— START RECORDED DATA —

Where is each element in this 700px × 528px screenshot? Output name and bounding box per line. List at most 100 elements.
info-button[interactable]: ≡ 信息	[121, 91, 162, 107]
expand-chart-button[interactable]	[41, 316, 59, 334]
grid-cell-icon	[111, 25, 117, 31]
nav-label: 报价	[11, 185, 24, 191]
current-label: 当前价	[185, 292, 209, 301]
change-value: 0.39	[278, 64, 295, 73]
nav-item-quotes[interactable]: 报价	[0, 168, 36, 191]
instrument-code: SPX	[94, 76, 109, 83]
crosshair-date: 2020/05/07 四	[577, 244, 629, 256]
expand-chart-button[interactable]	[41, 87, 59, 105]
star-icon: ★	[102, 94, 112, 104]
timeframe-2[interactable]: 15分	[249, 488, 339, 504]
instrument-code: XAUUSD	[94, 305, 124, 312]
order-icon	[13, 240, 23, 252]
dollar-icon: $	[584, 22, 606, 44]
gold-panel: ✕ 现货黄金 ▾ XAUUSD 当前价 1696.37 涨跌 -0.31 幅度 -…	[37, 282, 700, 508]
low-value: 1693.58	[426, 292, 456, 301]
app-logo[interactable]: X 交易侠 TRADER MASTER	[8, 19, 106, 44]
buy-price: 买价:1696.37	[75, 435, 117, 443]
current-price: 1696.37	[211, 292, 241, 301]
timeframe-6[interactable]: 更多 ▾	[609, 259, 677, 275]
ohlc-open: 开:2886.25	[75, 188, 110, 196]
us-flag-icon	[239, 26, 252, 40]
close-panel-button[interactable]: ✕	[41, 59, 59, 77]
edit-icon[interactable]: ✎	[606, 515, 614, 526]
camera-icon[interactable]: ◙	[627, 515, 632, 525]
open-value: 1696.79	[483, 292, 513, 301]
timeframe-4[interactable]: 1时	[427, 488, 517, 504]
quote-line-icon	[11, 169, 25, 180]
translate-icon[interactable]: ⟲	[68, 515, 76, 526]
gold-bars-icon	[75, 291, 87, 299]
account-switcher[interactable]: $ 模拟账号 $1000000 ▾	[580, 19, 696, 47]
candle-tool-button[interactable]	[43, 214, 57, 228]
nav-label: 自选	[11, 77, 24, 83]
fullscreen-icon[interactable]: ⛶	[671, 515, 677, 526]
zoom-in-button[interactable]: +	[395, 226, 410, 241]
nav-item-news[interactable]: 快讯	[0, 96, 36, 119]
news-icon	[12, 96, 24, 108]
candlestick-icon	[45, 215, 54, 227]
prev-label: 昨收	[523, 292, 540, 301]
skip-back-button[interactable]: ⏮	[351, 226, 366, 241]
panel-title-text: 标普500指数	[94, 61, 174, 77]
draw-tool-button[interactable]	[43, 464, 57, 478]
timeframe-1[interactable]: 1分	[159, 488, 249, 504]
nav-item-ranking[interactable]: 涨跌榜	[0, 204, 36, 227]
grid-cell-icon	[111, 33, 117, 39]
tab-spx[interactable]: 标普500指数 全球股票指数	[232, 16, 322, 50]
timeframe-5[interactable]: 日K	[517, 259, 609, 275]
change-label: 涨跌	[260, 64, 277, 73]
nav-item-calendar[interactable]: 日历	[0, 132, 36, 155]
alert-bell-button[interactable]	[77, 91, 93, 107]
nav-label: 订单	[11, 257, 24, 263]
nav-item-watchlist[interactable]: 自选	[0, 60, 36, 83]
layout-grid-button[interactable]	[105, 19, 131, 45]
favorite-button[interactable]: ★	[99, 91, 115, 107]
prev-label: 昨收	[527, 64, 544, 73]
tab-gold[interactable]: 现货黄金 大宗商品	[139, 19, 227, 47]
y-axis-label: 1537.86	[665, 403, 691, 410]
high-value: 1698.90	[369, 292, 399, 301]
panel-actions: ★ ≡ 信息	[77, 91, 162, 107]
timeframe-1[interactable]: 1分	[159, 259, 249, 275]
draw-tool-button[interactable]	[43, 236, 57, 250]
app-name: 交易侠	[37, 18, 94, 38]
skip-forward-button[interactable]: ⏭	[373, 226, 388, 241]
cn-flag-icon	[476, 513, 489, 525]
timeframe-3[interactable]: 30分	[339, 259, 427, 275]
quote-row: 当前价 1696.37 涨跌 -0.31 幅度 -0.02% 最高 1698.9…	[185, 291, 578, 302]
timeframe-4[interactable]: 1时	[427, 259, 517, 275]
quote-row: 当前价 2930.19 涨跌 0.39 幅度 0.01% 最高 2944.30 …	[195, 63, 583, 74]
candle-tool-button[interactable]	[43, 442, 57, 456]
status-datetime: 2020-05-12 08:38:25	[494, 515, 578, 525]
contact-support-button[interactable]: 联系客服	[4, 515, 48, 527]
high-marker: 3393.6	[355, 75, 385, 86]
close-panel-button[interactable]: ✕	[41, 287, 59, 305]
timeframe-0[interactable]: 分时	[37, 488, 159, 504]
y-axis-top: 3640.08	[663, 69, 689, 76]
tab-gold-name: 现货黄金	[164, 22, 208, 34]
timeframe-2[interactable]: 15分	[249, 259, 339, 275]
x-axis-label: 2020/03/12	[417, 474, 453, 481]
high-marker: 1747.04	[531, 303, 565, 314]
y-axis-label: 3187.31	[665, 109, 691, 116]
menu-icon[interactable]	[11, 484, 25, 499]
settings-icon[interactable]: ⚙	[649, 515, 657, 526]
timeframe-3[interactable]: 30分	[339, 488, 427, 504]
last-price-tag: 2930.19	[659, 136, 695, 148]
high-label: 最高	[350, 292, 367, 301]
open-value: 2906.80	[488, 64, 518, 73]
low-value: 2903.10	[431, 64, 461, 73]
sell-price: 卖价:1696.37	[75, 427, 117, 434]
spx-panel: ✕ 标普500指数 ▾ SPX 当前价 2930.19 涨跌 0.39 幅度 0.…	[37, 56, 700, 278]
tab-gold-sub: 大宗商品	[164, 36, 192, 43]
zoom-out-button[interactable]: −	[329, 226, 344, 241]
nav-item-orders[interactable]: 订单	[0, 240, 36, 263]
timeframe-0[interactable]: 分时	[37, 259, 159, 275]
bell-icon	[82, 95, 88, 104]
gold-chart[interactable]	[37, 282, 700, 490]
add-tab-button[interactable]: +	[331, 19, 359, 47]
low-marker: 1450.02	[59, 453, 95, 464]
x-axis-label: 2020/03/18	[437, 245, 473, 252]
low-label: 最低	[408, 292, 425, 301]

— END RECORDED DATA —

[TO BE DONE]:
Output every line of the entries above as a JSON list of strings, one string per line, leaving out blank lines.

[COMPLETED EXERCISE]:
[
  "Where is each element in this 700px × 528px screenshot? Output name and bounding box per line. List at most 100 elements.",
  "info-button[interactable]: ≡ 信息\t[121, 91, 162, 107]",
  "expand-chart-button[interactable]\t[41, 316, 59, 334]",
  "grid-cell-icon\t[111, 25, 117, 31]",
  "nav-label: 报价\t[11, 185, 24, 191]",
  "current-label: 当前价\t[185, 292, 209, 301]",
  "change-value: 0.39\t[278, 64, 295, 73]",
  "nav-item-quotes[interactable]: 报价\t[0, 168, 36, 191]",
  "instrument-code: SPX\t[94, 76, 109, 83]",
  "crosshair-date: 2020/05/07 四\t[577, 244, 629, 256]",
  "expand-chart-button[interactable]\t[41, 87, 59, 105]",
  "star-icon: ★\t[102, 94, 112, 104]",
  "timeframe-2[interactable]: 15分\t[249, 488, 339, 504]",
  "instrument-code: XAUUSD\t[94, 305, 124, 312]",
  "order-icon\t[13, 240, 23, 252]",
  "dollar-icon: $\t[584, 22, 606, 44]",
  "gold-panel: ✕ 现货黄金 ▾ XAUUSD 当前价 1696.37 涨跌 -0.31 幅度 -…\t[37, 282, 700, 508]",
  "low-value: 1693.58\t[426, 292, 456, 301]",
  "app-logo[interactable]: X 交易侠 TRADER MASTER\t[8, 19, 106, 44]",
  "buy-price: 买价:1696.37\t[75, 435, 117, 443]",
  "current-price: 1696.37\t[211, 292, 241, 301]",
  "timeframe-6[interactable]: 更多 ▾\t[609, 259, 677, 275]",
  "ohlc-open: 开:2886.25\t[75, 188, 110, 196]",
  "us-flag-icon\t[239, 26, 252, 40]",
  "close-panel-button[interactable]: ✕\t[41, 59, 59, 77]",
  "edit-icon[interactable]: ✎\t[606, 515, 614, 526]",
  "camera-icon[interactable]: ◙\t[627, 515, 632, 525]",
  "open-value: 1696.79\t[483, 292, 513, 301]",
  "timeframe-4[interactable]: 1时\t[427, 488, 517, 504]",
  "quote-line-icon\t[11, 169, 25, 180]",
  "translate-icon[interactable]: ⟲\t[68, 515, 76, 526]",
  "gold-bars-icon\t[75, 291, 87, 299]",
  "account-switcher[interactable]: $ 模拟账号 $1000000 ▾\t[580, 19, 696, 47]",
  "candle-tool-button[interactable]\t[43, 214, 57, 228]",
  "nav-label: 自选\t[11, 77, 24, 83]",
  "fullscreen-icon[interactable]: ⛶\t[671, 515, 677, 526]",
  "zoom-in-button[interactable]: +\t[395, 226, 410, 241]",
  "nav-item-news[interactable]: 快讯\t[0, 96, 36, 119]",
  "news-icon\t[12, 96, 24, 108]",
  "candlestick-icon\t[45, 215, 54, 227]",
  "prev-label: 昨收\t[523, 292, 540, 301]",
  "skip-back-button[interactable]: ⏮\t[351, 226, 366, 241]",
  "panel-title-text: 标普500指数\t[94, 61, 174, 77]",
  "draw-tool-button[interactable]\t[43, 464, 57, 478]",
  "timeframe-1[interactable]: 1分\t[159, 488, 249, 504]",
  "nav-item-ranking[interactable]: 涨跌榜\t[0, 204, 36, 227]",
  "grid-cell-icon\t[111, 33, 117, 39]",
  "tab-spx[interactable]: 标普500指数 全球股票指数\t[232, 16, 322, 50]",
  "timeframe-5[interactable]: 日K\t[517, 259, 609, 275]",
  "change-label: 涨跌\t[260, 64, 277, 73]",
  "nav-item-calendar[interactable]: 日历\t[0, 132, 36, 155]",
  "alert-bell-button[interactable]\t[77, 91, 93, 107]",
  "nav-label: 订单\t[11, 257, 24, 263]",
  "nav-item-watchlist[interactable]: 自选\t[0, 60, 36, 83]",
  "layout-grid-button[interactable]\t[105, 19, 131, 45]",
  "favorite-button[interactable]: ★\t[99, 91, 115, 107]",
  "prev-label: 昨收\t[527, 64, 544, 73]",
  "tab-gold[interactable]: 现货黄金 大宗商品\t[139, 19, 227, 47]",
  "y-axis-label: 1537.86\t[665, 403, 691, 410]",
  "high-value: 1698.90\t[369, 292, 399, 301]",
  "panel-actions: ★ ≡ 信息\t[77, 91, 162, 107]",
  "timeframe-1[interactable]: 1分\t[159, 259, 249, 275]",
  "draw-tool-button[interactable]\t[43, 236, 57, 250]",
  "app-name: 交易侠\t[37, 18, 94, 38]",
  "skip-forward-button[interactable]: ⏭\t[373, 226, 388, 241]",
  "cn-flag-icon\t[476, 513, 489, 525]",
  "timeframe-3[interactable]: 30分\t[339, 259, 427, 275]",
  "quote-row: 当前价 1696.37 涨跌 -0.31 幅度 -0.02% 最高 1698.9…\t[185, 291, 578, 302]",
  "timeframe-4[interactable]: 1时\t[427, 259, 517, 275]",
  "quote-row: 当前价 2930.19 涨跌 0.39 幅度 0.01% 最高 2944.30 …\t[195, 63, 583, 74]",
  "candle-tool-button[interactable]\t[43, 442, 57, 456]",
  "status-datetime: 2020-05-12 08:38:25\t[494, 515, 578, 525]",
  "contact-support-button[interactable]: 联系客服\t[4, 515, 48, 527]",
  "high-marker: 3393.6\t[355, 75, 385, 86]",
  "close-panel-button[interactable]: ✕\t[41, 287, 59, 305]",
  "timeframe-0[interactable]: 分时\t[37, 488, 159, 504]",
  "y-axis-top: 3640.08\t[663, 69, 689, 76]",
  "tab-gold-name: 现货黄金\t[164, 22, 208, 34]",
  "timeframe-2[interactable]: 15分\t[249, 259, 339, 275]",
  "x-axis-label: 2020/03/12\t[417, 474, 453, 481]",
  "high-marker: 1747.04\t[531, 303, 565, 314]",
  "y-axis-label: 3187.31\t[665, 109, 691, 116]",
  "menu-icon[interactable]\t[11, 484, 25, 499]",
  "settings-icon[interactable]: ⚙\t[649, 515, 657, 526]",
  "timeframe-3[interactable]: 30分\t[339, 488, 427, 504]",
  "last-price-tag: 2930.19\t[659, 136, 695, 148]",
  "high-label: 最高\t[350, 292, 367, 301]",
  "open-value: 2906.80\t[488, 64, 518, 73]",
  "low-value: 2903.10\t[431, 64, 461, 73]",
  "sell-price: 卖价:1696.37\t[75, 427, 117, 434]",
  "spx-panel: ✕ 标普500指数 ▾ SPX 当前价 2930.19 涨跌 0.39 幅度 0.…\t[37, 56, 700, 278]",
  "tab-gold-sub: 大宗商品\t[164, 36, 192, 43]",
  "zoom-out-button[interactable]: −\t[329, 226, 344, 241]",
  "nav-item-orders[interactable]: 订单\t[0, 240, 36, 263]",
  "timeframe-0[interactable]: 分时\t[37, 259, 159, 275]",
  "bell-icon\t[82, 95, 88, 104]",
  "gold-chart[interactable]\t[37, 282, 700, 490]",
  "add-tab-button[interactable]: +\t[331, 19, 359, 47]",
  "low-marker: 1450.02\t[59, 453, 95, 464]",
  "x-axis-label: 2020/03/18\t[437, 245, 473, 252]",
  "low-label: 最低\t[408, 292, 425, 301]"
]